[Figure record extracts]
_ _ _ _

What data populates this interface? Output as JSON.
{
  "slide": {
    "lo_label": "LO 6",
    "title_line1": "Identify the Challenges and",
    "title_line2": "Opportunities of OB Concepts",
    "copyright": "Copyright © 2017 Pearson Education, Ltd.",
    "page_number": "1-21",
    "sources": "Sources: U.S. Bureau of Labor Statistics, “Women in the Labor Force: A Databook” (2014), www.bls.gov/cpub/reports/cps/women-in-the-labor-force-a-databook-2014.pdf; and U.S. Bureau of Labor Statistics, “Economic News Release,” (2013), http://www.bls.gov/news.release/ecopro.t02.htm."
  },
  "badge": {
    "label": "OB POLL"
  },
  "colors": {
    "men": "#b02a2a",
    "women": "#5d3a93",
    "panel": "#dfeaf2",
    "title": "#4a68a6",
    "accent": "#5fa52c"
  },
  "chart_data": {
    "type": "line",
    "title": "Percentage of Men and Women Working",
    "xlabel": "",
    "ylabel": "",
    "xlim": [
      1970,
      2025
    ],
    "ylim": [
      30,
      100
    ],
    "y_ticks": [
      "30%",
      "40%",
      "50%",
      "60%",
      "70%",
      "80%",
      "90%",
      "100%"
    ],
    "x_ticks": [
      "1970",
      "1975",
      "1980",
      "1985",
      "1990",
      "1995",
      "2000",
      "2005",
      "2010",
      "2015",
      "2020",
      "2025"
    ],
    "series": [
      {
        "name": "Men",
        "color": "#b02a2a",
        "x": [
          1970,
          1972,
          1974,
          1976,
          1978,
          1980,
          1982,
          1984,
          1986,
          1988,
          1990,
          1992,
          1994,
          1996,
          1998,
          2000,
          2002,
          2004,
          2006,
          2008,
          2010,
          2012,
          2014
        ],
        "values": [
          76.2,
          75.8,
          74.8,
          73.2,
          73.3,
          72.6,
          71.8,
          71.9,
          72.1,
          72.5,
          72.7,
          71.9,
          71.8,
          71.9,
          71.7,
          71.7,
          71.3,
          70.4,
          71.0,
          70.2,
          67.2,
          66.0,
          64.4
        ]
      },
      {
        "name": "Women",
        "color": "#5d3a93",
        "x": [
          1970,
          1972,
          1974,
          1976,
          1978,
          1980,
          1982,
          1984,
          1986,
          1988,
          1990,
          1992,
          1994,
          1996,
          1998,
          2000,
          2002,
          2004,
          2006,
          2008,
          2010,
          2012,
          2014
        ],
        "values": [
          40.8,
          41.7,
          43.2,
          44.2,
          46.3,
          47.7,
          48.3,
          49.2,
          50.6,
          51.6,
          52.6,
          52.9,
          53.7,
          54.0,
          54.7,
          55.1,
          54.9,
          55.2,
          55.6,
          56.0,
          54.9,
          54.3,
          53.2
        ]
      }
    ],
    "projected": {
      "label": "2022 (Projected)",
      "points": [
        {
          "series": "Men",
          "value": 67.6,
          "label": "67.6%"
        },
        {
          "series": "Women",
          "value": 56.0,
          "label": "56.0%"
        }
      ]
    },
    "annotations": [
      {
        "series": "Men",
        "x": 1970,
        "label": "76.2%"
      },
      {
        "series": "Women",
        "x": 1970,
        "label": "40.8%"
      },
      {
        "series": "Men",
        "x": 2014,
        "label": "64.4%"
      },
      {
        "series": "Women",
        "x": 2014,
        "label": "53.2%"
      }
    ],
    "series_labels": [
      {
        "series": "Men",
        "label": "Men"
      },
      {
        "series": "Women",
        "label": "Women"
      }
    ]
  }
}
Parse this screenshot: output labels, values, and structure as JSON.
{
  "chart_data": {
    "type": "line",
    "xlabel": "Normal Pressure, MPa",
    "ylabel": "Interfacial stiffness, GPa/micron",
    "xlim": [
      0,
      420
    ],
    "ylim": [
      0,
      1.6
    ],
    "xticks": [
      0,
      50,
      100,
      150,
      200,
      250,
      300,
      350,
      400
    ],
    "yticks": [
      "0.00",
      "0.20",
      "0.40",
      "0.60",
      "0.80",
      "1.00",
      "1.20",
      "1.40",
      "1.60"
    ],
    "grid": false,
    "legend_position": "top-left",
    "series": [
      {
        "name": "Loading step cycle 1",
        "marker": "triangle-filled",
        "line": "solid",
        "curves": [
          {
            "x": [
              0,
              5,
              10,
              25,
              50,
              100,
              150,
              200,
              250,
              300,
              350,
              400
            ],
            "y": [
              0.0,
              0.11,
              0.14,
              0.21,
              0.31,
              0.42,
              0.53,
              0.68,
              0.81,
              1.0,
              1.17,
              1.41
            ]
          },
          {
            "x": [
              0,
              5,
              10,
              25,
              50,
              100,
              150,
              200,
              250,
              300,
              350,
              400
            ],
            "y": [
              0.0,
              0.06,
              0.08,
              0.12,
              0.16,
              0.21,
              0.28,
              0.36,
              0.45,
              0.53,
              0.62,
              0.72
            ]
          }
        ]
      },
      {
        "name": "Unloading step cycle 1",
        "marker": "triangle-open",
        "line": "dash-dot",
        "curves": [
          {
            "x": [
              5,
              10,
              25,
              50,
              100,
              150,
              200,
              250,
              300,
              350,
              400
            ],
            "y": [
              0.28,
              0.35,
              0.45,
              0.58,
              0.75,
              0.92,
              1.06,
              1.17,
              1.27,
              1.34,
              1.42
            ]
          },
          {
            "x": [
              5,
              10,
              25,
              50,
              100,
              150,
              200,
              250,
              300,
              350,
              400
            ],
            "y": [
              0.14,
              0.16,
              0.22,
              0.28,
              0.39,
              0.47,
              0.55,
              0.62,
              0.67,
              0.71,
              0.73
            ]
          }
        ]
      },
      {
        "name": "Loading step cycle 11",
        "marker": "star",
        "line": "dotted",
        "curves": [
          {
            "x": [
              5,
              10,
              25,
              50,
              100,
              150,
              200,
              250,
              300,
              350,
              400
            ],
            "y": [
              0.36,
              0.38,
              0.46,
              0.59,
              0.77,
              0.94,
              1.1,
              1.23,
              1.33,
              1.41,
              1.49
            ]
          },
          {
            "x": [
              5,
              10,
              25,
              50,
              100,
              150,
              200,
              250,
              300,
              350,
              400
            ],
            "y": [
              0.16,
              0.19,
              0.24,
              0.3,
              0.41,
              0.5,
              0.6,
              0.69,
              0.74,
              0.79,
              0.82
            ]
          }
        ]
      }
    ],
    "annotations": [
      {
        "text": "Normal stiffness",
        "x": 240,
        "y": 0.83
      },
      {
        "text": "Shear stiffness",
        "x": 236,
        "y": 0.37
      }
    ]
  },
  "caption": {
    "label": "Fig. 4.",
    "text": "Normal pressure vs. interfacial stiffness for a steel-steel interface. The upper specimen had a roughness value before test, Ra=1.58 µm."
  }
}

_ _ _ _

Your task:
Retype the material in full, character for character.

In response:
What data populates this interface? Output as JSON.
{
  "slide": {
    "lo_label": "LO 6",
    "title_line1": "Identify the Challenges and",
    "title_line2": "Opportunities of OB Concepts",
    "copyright": "Copyright © 2017 Pearson Education, Ltd.",
    "page_number": "1-21",
    "sources": "Sources: U.S. Bureau of Labor Statistics, “Women in the Labor Force: A Databook” (2014), www.bls.gov/cpub/reports/cps/women-in-the-labor-force-a-databook-2014.pdf; and U.S. Bureau of Labor Statistics, “Economic News Release,” (2013), http://www.bls.gov/news.release/ecopro.t02.htm."
  },
  "badge": {
    "label": "OB POLL"
  },
  "colors": {
    "men": "#b02a2a",
    "women": "#5d3a93",
    "panel": "#dfeaf2",
    "title": "#4a68a6",
    "accent": "#5fa52c"
  },
  "chart_data": {
    "type": "line",
    "title": "Percentage of Men and Women Working",
    "xlabel": "",
    "ylabel": "",
    "xlim": [
      1970,
      2025
    ],
    "ylim": [
      30,
      100
    ],
    "y_ticks": [
      "30%",
      "40%",
      "50%",
      "60%",
      "70%",
      "80%",
      "90%",
      "100%"
    ],
    "x_ticks": [
      "1970",
      "1975",
      "1980",
      "1985",
      "1990",
      "1995",
      "2000",
      "2005",
      "2010",
      "2015",
      "2020",
      "2025"
    ],
    "series": [
      {
        "name": "Men",
        "color": "#b02a2a",
        "x": [
          1970,
          1972,
          1974,
          1976,
          1978,
          1980,
          1982,
          1984,
          1986,
          1988,
          1990,
          1992,
          1994,
          1996,
          1998,
          2000,
          2002,
          2004,
          2006,
          2008,
          2010,
          2012,
          2014
        ],
        "values": [
          76.2,
          75.8,
          74.8,
          73.2,
          73.3,
          72.6,
          71.8,
          71.9,
          72.1,
          72.5,
          72.7,
          71.9,
          71.8,
          71.9,
          71.7,
          71.7,
          71.3,
          70.4,
          71.0,
          70.2,
          67.2,
          66.0,
          64.4
        ]
      },
      {
        "name": "Women",
        "color": "#5d3a93",
        "x": [
          1970,
          1972,
          1974,
          1976,
          1978,
          1980,
          1982,
          1984,
          1986,
          1988,
          1990,
          1992,
          1994,
          1996,
          1998,
          2000,
          2002,
          2004,
          2006,
          2008,
          2010,
          2012,
          2014
        ],
        "values": [
          40.8,
          41.7,
          43.2,
          44.2,
          46.3,
          47.7,
          48.3,
          49.2,
          50.6,
          51.6,
          52.6,
          52.9,
          53.7,
          54.0,
          54.7,
          55.1,
          54.9,
          55.2,
          55.6,
          56.0,
          54.9,
          54.3,
          53.2
        ]
      }
    ],
    "projected": {
      "label": "2022 (Projected)",
      "points": [
        {
          "series": "Men",
          "value": 67.6,
          "label": "67.6%"
        },
        {
          "series": "Women",
          "value": 56.0,
          "label": "56.0%"
        }
      ]
    },
    "annotations": [
      {
        "series": "Men",
        "x": 1970,
        "label": "76.2%"
      },
      {
        "series": "Women",
        "x": 1970,
        "label": "40.8%"
      },
      {
        "series": "Men",
        "x": 2014,
        "label": "64.4%"
      },
      {
        "series": "Women",
        "x": 2014,
        "label": "53.2%"
      }
    ],
    "series_labels": [
      {
        "series": "Men",
        "label": "Men"
      },
      {
        "series": "Women",
        "label": "Women"
      }
    ]
  }
}
Parse this screenshot: output labels, values, and structure as JSON.
{
  "chart_data": {
    "type": "line",
    "xlabel": "Normal Pressure, MPa",
    "ylabel": "Interfacial stiffness, GPa/micron",
    "xlim": [
      0,
      420
    ],
    "ylim": [
      0,
      1.6
    ],
    "xticks": [
      0,
      50,
      100,
      150,
      200,
      250,
      300,
      350,
      400
    ],
    "yticks": [
      "0.00",
      "0.20",
      "0.40",
      "0.60",
      "0.80",
      "1.00",
      "1.20",
      "1.40",
      "1.60"
    ],
    "grid": false,
    "legend_position": "top-left",
    "series": [
      {
        "name": "Loading step cycle 1",
        "marker": "triangle-filled",
        "line": "solid",
        "curves": [
          {
            "x": [
              0,
              5,
              10,
              25,
              50,
              100,
              150,
              200,
              250,
              300,
              350,
              400
            ],
            "y": [
              0.0,
              0.11,
              0.14,
              0.21,
              0.31,
              0.42,
              0.53,
              0.68,
              0.81,
              1.0,
              1.17,
              1.41
            ]
          },
          {
            "x": [
              0,
              5,
              10,
              25,
              50,
              100,
              150,
              200,
              250,
              300,
              350,
              400
            ],
            "y": [
              0.0,
              0.06,
              0.08,
              0.12,
              0.16,
              0.21,
              0.28,
              0.36,
              0.45,
              0.53,
              0.62,
              0.72
            ]
          }
        ]
      },
      {
        "name": "Unloading step cycle 1",
        "marker": "triangle-open",
        "line": "dash-dot",
        "curves": [
          {
            "x": [
              5,
              10,
              25,
              50,
              100,
              150,
              200,
              250,
              300,
              350,
              400
            ],
            "y": [
              0.28,
              0.35,
              0.45,
              0.58,
              0.75,
              0.92,
              1.06,
              1.17,
              1.27,
              1.34,
              1.42
            ]
          },
          {
            "x": [
              5,
              10,
              25,
              50,
              100,
              150,
              200,
              250,
              300,
              350,
              400
            ],
            "y": [
              0.14,
              0.16,
              0.22,
              0.28,
              0.39,
              0.47,
              0.55,
              0.62,
              0.67,
              0.71,
              0.73
            ]
          }
        ]
      },
      {
        "name": "Loading step cycle 11",
        "marker": "star",
        "line": "dotted",
        "curves": [
          {
            "x": [
              5,
              10,
              25,
              50,
              100,
              150,
              200,
              250,
              300,
              350,
              400
            ],
            "y": [
              0.36,
              0.38,
              0.46,
              0.59,
              0.77,
              0.94,
              1.1,
              1.23,
              1.33,
              1.41,
              1.49
            ]
          },
          {
            "x": [
              5,
              10,
              25,
              50,
              100,
              150,
              200,
              250,
              300,
              350,
              400
            ],
            "y": [
              0.16,
              0.19,
              0.24,
              0.3,
              0.41,
              0.5,
              0.6,
              0.69,
              0.74,
              0.79,
              0.82
            ]
          }
        ]
      }
    ],
    "annotations": [
      {
        "text": "Normal stiffness",
        "x": 240,
        "y": 0.83
      },
      {
        "text": "Shear stiffness",
        "x": 236,
        "y": 0.37
      }
    ]
  },
  "caption": {
    "label": "Fig. 4.",
    "text": "Normal pressure vs. interfacial stiffness for a steel-steel interface. The upper specimen had a roughness value before test, Ra=1.58 µm."
  }
}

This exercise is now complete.